***** MATERIAL SHOWN *****

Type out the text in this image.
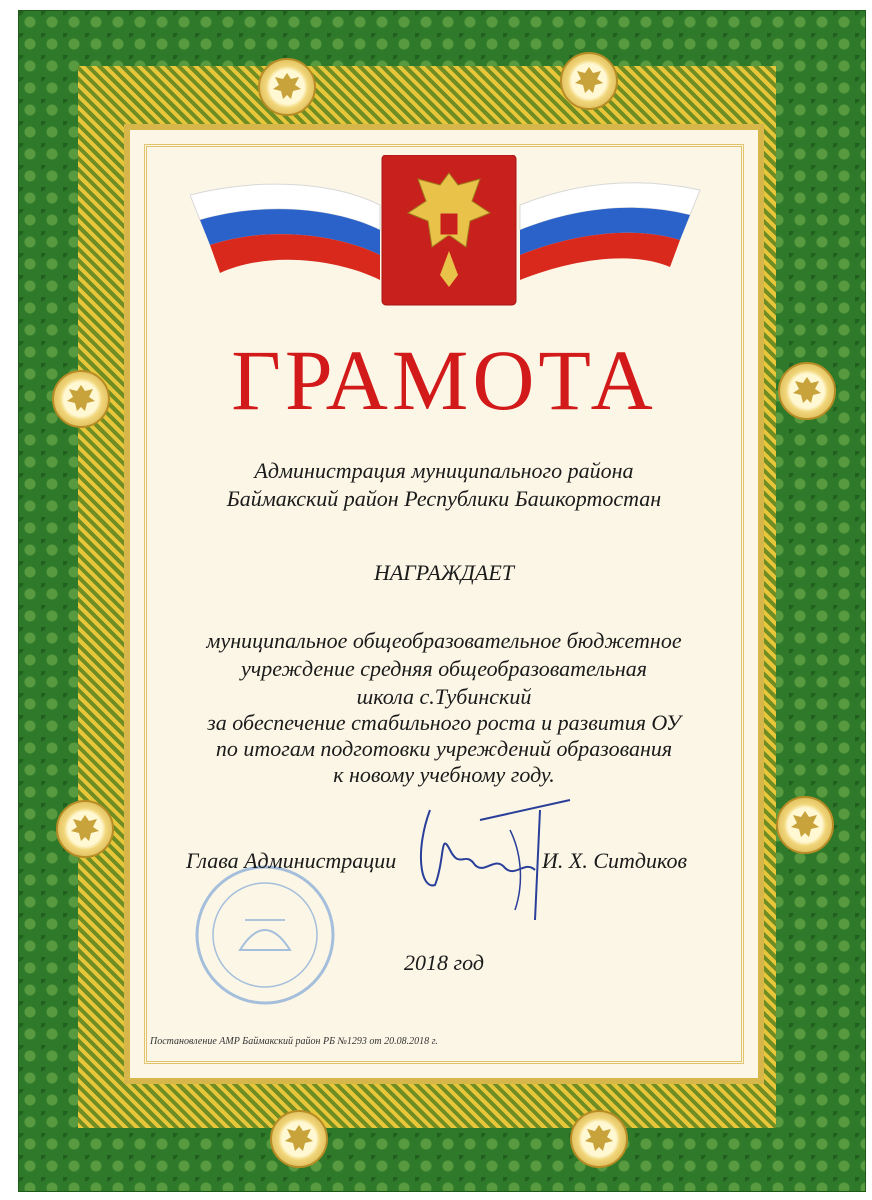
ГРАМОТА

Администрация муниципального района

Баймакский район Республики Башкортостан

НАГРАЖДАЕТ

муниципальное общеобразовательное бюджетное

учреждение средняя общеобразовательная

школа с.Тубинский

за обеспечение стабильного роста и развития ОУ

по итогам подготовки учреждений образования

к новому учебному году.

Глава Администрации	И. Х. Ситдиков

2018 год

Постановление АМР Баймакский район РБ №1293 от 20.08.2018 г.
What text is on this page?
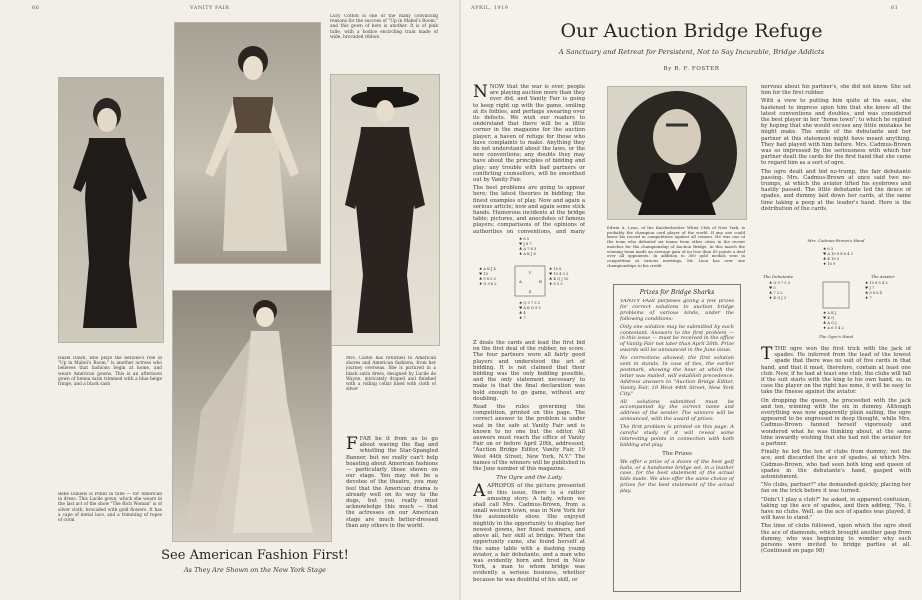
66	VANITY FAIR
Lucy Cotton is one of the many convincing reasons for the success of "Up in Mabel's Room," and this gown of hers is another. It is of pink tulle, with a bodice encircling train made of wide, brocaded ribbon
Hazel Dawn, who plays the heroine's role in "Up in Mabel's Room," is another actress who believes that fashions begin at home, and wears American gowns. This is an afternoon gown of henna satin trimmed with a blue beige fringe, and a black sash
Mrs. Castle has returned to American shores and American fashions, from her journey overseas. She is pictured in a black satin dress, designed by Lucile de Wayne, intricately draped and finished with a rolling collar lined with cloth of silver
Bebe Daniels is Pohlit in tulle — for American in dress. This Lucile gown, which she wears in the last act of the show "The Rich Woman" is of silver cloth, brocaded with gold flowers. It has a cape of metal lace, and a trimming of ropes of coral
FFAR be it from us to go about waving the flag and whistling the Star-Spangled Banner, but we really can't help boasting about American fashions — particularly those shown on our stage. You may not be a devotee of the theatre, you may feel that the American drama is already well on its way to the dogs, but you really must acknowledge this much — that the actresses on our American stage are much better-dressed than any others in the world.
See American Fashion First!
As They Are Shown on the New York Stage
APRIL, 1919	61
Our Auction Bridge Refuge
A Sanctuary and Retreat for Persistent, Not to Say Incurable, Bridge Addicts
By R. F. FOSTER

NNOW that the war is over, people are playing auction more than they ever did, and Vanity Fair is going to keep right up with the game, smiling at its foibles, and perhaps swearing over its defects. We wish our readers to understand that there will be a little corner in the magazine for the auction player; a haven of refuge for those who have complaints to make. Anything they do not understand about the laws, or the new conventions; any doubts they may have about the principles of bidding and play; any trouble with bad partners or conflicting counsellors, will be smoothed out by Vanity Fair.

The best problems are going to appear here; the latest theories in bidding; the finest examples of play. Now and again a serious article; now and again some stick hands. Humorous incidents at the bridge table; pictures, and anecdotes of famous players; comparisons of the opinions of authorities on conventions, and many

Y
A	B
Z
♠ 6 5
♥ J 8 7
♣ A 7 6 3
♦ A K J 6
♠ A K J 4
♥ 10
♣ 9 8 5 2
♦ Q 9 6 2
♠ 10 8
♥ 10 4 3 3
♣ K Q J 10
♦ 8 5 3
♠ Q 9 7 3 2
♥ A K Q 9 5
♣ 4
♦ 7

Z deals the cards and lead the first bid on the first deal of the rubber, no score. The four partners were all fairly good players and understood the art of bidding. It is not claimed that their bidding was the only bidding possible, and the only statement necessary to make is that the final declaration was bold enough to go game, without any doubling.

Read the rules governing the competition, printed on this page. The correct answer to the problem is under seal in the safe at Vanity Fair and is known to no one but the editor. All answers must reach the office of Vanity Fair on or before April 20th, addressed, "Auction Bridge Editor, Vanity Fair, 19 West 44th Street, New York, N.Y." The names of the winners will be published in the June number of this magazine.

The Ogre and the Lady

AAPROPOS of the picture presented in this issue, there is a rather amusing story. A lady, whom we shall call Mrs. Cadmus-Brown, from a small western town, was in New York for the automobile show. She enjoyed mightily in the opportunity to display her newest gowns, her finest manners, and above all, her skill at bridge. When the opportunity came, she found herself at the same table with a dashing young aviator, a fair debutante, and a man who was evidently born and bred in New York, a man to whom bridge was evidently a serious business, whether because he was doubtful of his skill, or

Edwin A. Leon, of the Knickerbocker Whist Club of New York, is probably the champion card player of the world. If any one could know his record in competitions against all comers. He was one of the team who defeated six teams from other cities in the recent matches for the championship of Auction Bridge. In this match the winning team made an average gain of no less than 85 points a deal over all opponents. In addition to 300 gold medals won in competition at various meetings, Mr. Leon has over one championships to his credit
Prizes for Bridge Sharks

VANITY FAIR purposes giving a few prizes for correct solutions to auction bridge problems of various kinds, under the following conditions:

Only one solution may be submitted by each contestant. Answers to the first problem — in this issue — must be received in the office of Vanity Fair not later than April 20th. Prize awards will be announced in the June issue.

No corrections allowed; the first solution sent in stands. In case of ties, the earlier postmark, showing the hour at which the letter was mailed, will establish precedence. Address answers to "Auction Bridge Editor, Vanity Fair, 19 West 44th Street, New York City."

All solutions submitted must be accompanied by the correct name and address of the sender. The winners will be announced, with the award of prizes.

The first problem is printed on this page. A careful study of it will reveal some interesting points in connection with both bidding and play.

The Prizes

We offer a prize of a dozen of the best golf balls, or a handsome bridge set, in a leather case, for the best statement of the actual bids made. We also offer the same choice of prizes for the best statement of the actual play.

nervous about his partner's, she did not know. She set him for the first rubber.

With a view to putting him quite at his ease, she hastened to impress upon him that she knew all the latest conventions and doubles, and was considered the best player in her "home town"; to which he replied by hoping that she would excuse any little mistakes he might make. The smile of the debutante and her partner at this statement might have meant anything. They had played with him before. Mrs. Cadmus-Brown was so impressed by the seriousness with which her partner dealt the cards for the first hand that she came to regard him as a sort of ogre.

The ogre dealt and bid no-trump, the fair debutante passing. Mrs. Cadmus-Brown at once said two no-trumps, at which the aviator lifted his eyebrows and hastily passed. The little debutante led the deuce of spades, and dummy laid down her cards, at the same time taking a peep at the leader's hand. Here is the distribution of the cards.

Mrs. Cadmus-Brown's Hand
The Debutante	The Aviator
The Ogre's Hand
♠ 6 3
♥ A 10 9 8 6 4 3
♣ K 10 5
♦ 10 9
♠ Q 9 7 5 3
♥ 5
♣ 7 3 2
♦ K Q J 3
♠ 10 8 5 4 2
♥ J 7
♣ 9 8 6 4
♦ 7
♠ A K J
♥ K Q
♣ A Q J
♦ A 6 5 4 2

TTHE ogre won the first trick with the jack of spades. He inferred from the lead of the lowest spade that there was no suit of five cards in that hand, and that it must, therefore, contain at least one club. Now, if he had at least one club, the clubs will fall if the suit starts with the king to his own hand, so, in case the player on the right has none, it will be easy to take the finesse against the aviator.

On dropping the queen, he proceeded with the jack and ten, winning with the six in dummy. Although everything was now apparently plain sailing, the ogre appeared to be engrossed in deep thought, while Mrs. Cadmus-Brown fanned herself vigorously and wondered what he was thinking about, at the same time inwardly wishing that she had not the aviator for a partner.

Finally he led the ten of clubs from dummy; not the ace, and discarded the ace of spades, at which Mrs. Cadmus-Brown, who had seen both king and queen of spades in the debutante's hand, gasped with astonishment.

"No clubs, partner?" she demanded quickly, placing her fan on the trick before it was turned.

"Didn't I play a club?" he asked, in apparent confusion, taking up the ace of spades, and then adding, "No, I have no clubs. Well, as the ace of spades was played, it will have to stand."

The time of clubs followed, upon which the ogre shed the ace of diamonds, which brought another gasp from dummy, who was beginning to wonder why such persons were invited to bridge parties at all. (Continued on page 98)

*****
***** MATERIAL SHOWN *****

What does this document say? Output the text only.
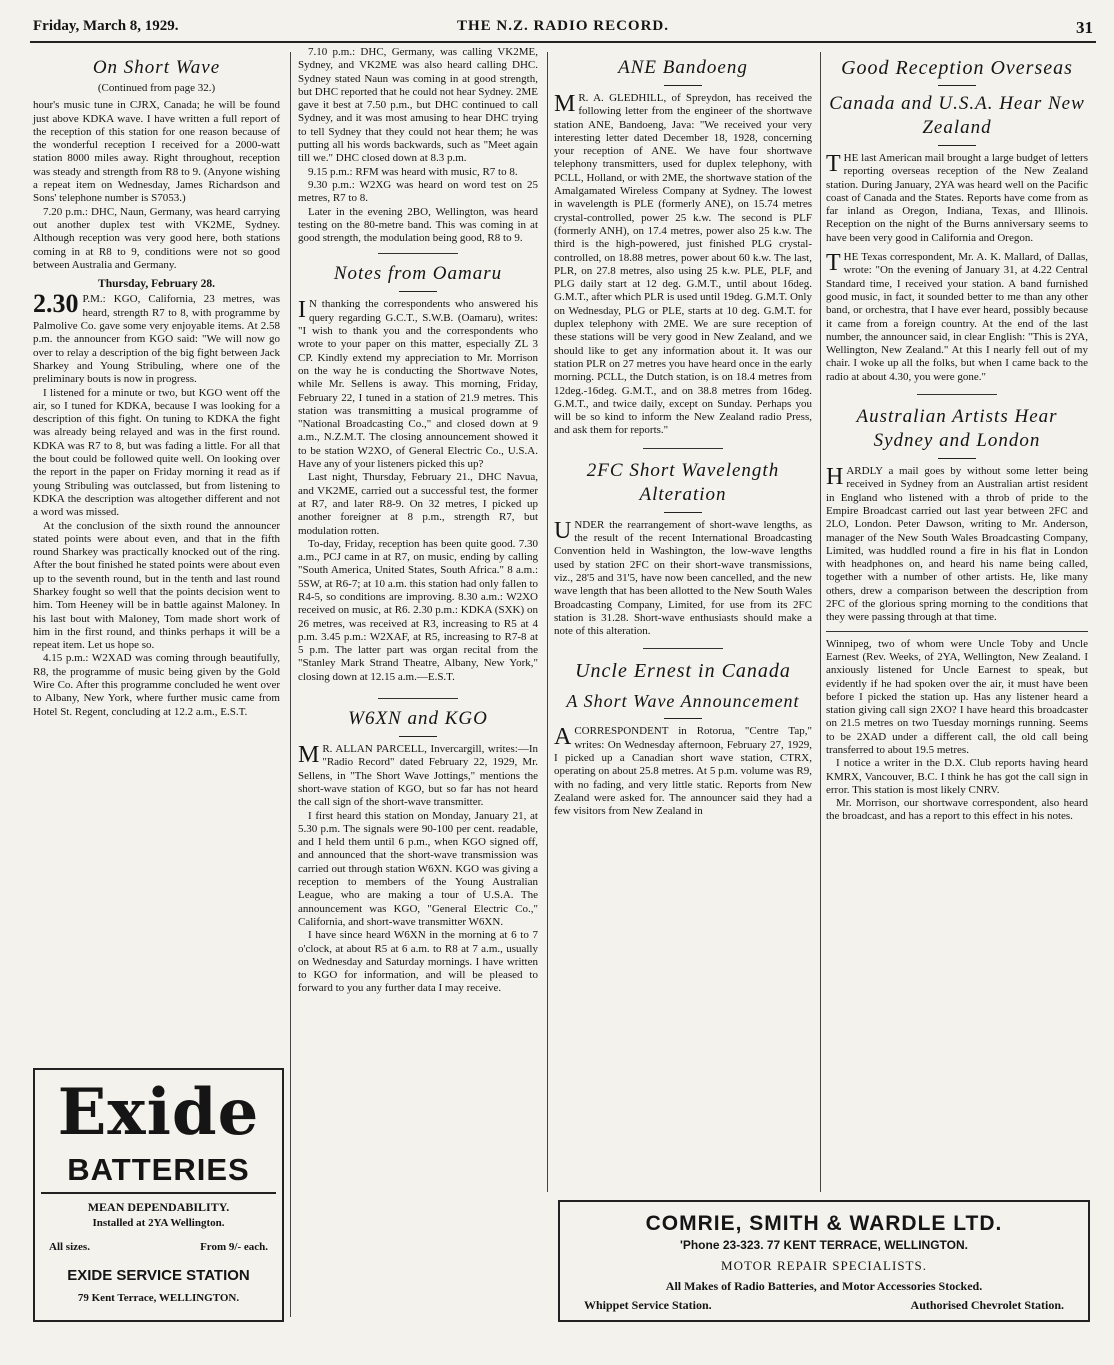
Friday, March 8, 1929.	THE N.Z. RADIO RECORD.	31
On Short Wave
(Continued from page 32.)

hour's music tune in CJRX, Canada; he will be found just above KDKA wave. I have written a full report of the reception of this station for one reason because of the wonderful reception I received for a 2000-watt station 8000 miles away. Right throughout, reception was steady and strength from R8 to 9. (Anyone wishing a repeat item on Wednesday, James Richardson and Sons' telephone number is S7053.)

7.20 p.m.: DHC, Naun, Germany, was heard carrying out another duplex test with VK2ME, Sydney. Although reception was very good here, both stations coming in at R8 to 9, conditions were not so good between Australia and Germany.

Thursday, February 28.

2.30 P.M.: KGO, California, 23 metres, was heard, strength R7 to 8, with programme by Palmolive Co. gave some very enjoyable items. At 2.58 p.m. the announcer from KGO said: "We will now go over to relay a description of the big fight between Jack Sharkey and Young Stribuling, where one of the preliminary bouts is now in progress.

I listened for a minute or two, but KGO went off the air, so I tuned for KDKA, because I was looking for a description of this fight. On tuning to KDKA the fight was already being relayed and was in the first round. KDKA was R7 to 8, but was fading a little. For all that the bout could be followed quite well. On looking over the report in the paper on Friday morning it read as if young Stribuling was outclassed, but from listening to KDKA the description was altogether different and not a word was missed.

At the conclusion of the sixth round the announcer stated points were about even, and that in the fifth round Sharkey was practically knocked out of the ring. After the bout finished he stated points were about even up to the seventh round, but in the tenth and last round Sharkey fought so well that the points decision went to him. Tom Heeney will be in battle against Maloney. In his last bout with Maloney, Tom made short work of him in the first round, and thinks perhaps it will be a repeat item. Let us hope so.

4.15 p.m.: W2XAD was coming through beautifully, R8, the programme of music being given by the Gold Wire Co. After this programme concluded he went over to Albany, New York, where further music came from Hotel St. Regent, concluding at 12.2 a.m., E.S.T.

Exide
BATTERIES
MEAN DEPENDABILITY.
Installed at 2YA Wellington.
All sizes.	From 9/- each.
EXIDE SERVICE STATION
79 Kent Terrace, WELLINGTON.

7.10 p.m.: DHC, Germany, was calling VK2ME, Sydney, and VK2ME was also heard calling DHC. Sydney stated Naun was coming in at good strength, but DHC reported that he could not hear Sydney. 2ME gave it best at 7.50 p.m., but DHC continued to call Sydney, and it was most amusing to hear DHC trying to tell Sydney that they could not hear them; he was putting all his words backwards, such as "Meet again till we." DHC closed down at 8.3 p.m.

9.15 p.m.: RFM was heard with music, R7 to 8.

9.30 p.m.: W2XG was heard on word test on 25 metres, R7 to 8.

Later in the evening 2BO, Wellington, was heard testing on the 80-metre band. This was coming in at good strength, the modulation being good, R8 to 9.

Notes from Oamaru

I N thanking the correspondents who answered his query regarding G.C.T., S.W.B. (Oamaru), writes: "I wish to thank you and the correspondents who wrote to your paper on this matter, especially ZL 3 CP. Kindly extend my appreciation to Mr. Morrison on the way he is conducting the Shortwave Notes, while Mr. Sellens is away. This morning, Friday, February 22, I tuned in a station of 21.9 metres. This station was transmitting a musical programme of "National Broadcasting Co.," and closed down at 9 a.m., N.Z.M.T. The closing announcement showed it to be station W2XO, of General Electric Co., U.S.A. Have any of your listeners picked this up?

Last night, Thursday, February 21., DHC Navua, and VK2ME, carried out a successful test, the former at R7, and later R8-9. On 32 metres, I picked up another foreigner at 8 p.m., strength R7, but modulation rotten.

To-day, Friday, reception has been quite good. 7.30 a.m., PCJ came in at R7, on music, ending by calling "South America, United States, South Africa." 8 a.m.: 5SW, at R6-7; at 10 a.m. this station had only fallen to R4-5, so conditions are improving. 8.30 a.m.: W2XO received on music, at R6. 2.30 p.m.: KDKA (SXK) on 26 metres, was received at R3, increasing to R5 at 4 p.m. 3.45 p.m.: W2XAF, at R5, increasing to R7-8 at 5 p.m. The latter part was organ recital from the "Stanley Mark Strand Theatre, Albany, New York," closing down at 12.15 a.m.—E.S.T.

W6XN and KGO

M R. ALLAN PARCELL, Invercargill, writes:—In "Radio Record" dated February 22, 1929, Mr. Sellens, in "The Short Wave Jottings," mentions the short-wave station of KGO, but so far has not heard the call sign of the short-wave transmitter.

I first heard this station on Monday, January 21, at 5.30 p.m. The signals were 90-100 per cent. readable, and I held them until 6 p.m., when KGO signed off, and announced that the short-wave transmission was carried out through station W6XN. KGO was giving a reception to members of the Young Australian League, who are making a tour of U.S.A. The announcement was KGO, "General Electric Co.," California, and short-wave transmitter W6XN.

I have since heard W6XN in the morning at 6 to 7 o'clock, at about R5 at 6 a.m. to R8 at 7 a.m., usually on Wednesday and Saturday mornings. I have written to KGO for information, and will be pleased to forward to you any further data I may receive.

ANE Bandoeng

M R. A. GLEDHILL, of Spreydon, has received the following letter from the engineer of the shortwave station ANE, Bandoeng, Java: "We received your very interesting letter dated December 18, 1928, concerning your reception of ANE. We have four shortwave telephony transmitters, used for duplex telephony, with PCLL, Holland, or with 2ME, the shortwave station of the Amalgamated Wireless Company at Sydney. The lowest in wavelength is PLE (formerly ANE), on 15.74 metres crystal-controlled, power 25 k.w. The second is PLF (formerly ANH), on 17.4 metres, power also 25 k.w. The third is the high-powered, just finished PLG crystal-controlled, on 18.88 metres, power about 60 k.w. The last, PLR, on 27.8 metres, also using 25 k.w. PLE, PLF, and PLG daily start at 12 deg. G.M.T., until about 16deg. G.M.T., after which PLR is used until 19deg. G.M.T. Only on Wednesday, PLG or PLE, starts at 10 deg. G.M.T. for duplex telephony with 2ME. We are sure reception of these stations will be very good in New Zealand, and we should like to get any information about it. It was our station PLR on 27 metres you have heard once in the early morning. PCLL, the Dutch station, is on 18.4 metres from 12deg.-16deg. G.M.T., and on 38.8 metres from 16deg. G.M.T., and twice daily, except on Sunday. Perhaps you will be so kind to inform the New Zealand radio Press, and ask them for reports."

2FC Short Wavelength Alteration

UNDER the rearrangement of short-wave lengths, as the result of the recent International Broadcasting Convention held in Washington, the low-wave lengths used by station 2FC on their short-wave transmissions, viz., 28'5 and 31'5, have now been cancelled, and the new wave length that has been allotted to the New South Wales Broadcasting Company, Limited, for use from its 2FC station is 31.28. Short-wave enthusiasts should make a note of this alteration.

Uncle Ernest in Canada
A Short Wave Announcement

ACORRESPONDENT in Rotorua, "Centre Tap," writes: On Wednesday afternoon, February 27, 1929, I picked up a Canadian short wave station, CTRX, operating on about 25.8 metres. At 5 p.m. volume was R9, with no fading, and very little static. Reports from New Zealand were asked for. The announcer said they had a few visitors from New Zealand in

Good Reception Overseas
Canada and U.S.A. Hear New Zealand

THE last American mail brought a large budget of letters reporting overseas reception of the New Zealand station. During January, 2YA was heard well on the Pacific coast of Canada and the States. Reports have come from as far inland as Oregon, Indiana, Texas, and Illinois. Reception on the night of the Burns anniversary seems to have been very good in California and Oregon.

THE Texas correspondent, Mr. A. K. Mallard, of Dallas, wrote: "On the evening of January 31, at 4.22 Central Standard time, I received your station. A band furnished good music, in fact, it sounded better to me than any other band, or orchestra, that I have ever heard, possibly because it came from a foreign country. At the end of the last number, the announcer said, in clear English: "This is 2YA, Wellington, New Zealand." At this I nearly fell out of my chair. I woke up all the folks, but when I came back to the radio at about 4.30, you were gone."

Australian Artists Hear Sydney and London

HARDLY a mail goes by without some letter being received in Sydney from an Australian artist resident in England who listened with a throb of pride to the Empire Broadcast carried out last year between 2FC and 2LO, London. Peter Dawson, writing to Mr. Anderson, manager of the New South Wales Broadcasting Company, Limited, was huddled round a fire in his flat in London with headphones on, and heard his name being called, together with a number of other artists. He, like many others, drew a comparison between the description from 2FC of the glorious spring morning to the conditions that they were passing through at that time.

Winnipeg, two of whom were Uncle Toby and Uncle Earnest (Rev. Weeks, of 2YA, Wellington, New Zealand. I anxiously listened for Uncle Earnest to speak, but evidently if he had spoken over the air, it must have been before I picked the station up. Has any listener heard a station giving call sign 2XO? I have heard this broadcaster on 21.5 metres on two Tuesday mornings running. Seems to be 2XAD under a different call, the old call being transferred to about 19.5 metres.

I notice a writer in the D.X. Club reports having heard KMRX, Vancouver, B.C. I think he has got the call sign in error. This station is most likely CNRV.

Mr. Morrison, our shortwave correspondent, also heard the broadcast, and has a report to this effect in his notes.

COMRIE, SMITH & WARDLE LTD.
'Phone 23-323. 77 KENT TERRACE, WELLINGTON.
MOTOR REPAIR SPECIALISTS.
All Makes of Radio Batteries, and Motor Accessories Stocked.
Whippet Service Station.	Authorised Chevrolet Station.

*****

> [DO THIS] Each line containing "Mabel" counts once; state the total number of such lines and nothing else.

> [SOLUTION TO THIS TASK] 2